Exercise:
Select and copy out every line in the records containing "structured".

═══

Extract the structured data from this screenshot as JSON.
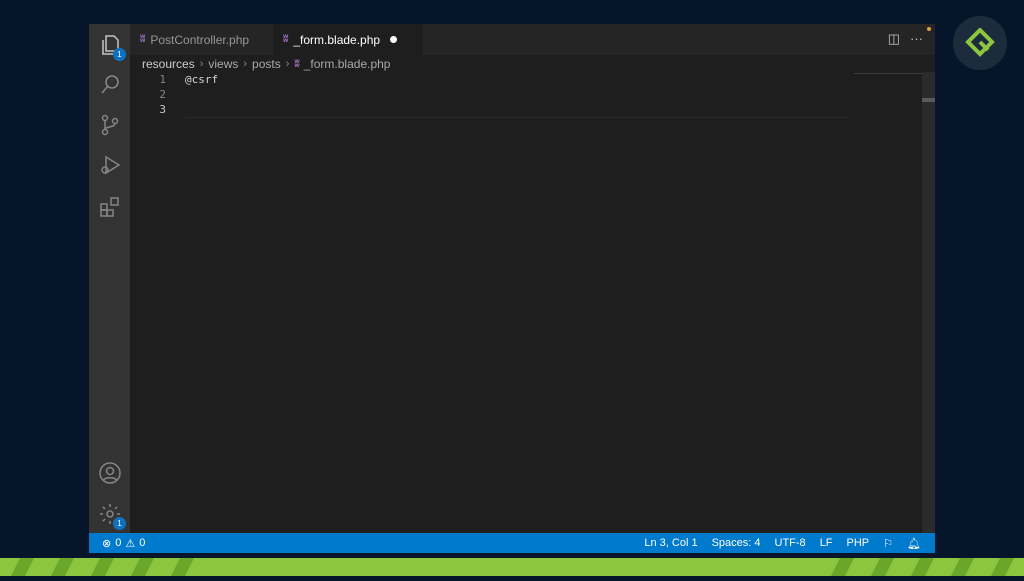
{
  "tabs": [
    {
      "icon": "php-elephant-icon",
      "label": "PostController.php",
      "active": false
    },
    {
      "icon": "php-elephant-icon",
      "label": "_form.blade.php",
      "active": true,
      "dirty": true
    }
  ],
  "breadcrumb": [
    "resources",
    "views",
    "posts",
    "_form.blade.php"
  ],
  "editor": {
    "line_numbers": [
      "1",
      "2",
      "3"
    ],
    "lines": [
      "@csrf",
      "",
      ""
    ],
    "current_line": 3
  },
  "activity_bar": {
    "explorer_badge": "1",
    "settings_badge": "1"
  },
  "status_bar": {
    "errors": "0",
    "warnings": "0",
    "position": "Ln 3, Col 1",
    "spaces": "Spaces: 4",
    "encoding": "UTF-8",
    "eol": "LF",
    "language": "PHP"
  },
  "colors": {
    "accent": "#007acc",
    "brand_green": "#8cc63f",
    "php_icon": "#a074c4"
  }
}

═══

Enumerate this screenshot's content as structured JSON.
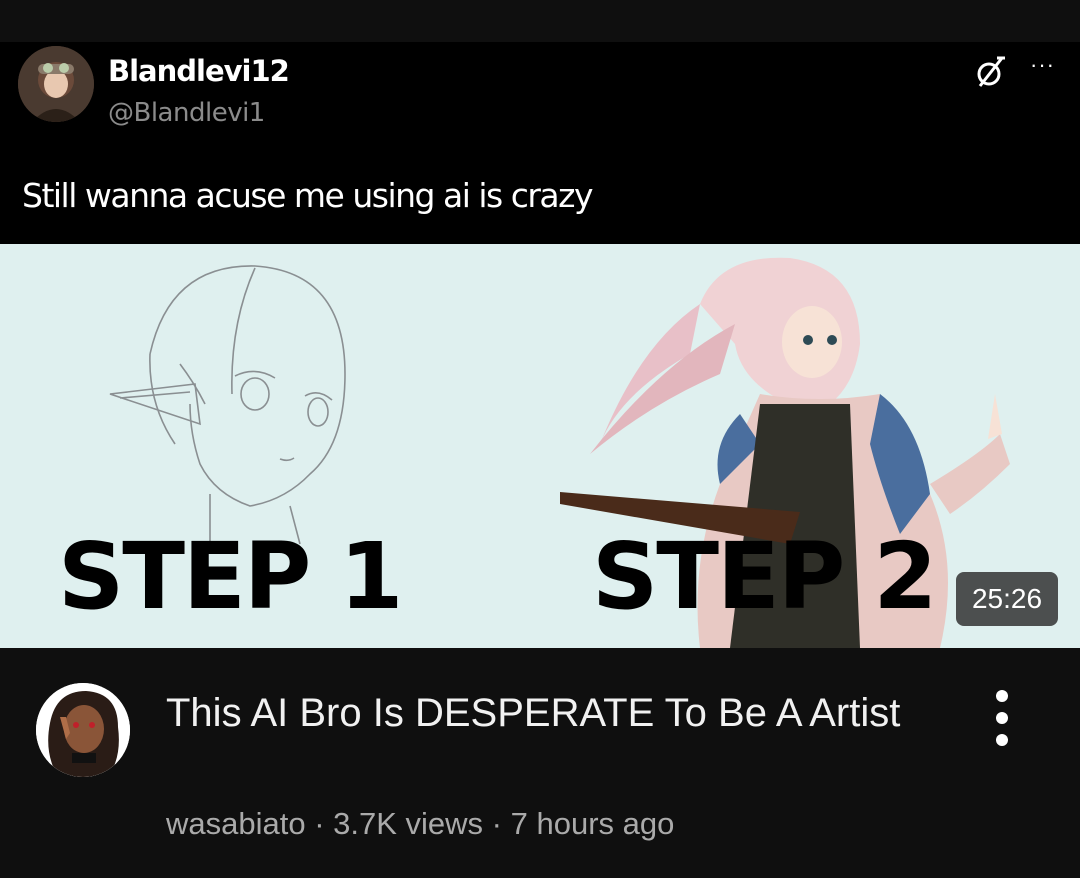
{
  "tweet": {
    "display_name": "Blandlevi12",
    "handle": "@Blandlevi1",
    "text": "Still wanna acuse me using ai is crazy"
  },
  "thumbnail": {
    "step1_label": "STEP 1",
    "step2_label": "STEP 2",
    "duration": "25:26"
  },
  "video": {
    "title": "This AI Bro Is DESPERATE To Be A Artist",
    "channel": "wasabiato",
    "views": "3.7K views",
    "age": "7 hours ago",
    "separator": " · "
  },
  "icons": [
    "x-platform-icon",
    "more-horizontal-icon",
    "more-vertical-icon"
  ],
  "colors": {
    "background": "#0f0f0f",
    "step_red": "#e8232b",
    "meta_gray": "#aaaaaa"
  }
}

═══

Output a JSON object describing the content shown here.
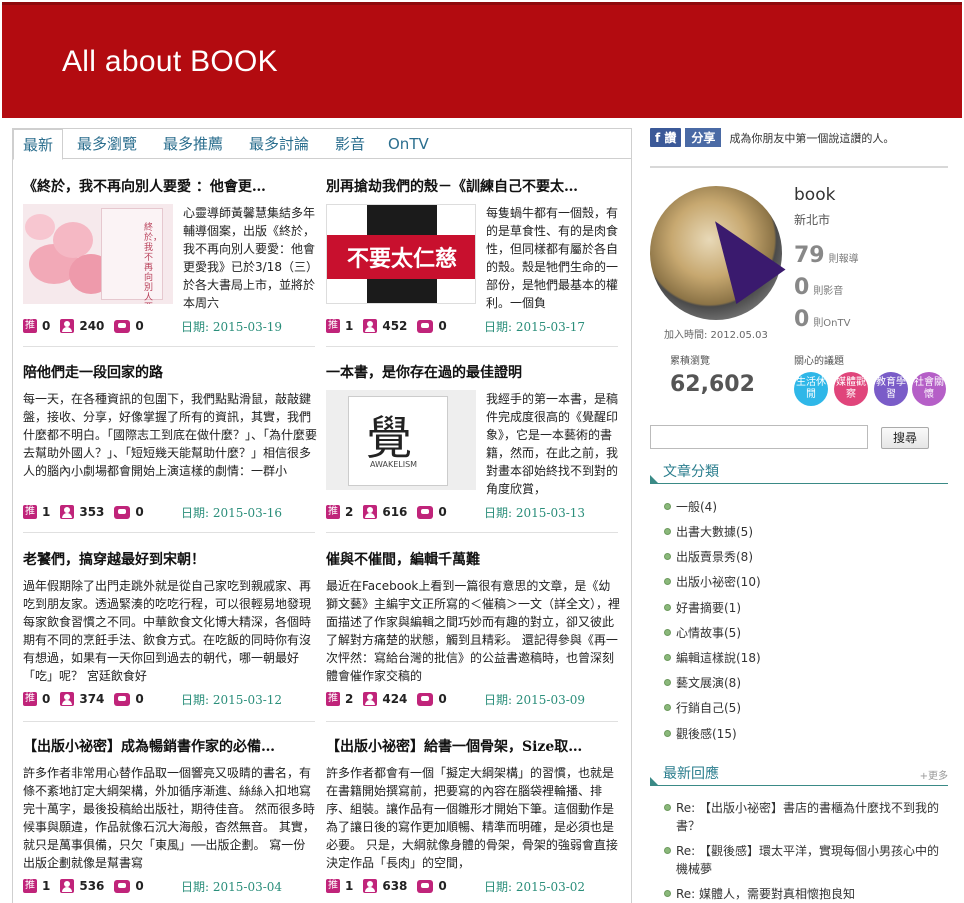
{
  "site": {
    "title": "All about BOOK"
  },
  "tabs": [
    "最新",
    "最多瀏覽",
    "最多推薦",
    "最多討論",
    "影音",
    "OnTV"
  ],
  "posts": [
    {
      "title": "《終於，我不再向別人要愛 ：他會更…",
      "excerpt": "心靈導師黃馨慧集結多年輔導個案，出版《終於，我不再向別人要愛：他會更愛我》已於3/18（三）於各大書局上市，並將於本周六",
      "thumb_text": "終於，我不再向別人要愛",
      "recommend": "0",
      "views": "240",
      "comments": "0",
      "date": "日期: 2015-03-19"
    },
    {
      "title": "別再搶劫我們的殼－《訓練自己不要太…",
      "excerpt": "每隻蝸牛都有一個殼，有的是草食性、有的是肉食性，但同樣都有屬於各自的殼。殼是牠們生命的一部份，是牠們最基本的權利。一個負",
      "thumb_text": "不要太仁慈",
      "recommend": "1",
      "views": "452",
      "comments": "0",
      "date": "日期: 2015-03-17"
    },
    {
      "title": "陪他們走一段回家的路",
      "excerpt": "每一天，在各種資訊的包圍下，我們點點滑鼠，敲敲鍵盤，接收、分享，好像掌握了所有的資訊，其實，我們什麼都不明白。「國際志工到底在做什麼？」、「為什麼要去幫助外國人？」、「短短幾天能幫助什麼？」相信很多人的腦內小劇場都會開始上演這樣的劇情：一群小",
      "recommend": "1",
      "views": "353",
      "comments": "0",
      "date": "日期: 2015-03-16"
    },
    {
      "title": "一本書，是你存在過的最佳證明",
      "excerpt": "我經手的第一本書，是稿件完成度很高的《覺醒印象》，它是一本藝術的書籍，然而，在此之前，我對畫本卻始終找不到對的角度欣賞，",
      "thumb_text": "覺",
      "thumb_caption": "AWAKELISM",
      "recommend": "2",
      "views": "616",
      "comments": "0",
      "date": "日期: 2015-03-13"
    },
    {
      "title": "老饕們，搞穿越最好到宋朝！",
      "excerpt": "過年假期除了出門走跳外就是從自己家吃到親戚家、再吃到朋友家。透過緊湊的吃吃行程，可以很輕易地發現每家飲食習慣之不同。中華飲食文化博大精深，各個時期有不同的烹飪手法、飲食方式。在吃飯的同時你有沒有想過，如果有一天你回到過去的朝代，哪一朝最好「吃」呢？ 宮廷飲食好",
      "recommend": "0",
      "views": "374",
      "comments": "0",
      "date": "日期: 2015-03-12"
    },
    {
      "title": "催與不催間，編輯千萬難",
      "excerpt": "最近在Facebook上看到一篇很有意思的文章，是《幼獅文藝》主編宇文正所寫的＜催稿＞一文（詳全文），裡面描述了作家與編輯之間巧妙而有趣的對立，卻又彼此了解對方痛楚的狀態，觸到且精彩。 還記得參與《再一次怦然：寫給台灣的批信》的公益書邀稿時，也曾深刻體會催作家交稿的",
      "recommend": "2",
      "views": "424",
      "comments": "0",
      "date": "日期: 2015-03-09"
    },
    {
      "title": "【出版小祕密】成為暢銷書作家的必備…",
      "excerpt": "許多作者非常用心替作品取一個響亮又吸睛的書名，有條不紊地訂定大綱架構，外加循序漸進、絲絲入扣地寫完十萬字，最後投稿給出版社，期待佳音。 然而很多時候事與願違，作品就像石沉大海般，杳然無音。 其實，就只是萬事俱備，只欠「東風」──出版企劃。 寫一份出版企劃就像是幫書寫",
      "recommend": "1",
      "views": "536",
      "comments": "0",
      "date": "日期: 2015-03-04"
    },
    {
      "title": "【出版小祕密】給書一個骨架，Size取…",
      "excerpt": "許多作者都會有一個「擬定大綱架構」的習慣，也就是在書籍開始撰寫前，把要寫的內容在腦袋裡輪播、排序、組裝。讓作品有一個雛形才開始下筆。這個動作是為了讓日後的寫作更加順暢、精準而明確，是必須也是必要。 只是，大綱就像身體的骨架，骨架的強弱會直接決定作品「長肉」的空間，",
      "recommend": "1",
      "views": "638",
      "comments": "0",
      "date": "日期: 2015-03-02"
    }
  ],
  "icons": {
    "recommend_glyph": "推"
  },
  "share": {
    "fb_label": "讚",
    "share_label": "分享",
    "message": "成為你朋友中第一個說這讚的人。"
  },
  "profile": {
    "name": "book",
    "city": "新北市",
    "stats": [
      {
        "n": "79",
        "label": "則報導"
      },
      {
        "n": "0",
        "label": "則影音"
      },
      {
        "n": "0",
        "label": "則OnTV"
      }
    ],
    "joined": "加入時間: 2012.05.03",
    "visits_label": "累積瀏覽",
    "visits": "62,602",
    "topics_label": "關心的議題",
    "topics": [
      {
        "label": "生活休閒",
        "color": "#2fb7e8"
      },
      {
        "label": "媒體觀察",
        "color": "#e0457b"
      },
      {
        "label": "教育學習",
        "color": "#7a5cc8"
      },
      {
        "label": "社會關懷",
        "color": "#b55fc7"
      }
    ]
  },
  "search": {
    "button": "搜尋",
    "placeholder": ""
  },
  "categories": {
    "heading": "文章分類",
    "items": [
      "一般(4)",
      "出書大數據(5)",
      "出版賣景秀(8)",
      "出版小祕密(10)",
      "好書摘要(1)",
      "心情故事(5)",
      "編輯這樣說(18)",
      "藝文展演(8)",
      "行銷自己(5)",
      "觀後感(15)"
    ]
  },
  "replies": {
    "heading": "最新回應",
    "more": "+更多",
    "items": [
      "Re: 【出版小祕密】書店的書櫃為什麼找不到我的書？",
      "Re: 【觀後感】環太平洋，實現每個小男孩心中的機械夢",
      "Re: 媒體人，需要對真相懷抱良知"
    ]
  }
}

═══

Task answer:
Extract the structured data from this screenshot as JSON.
Enumerate this screenshot's content as structured JSON.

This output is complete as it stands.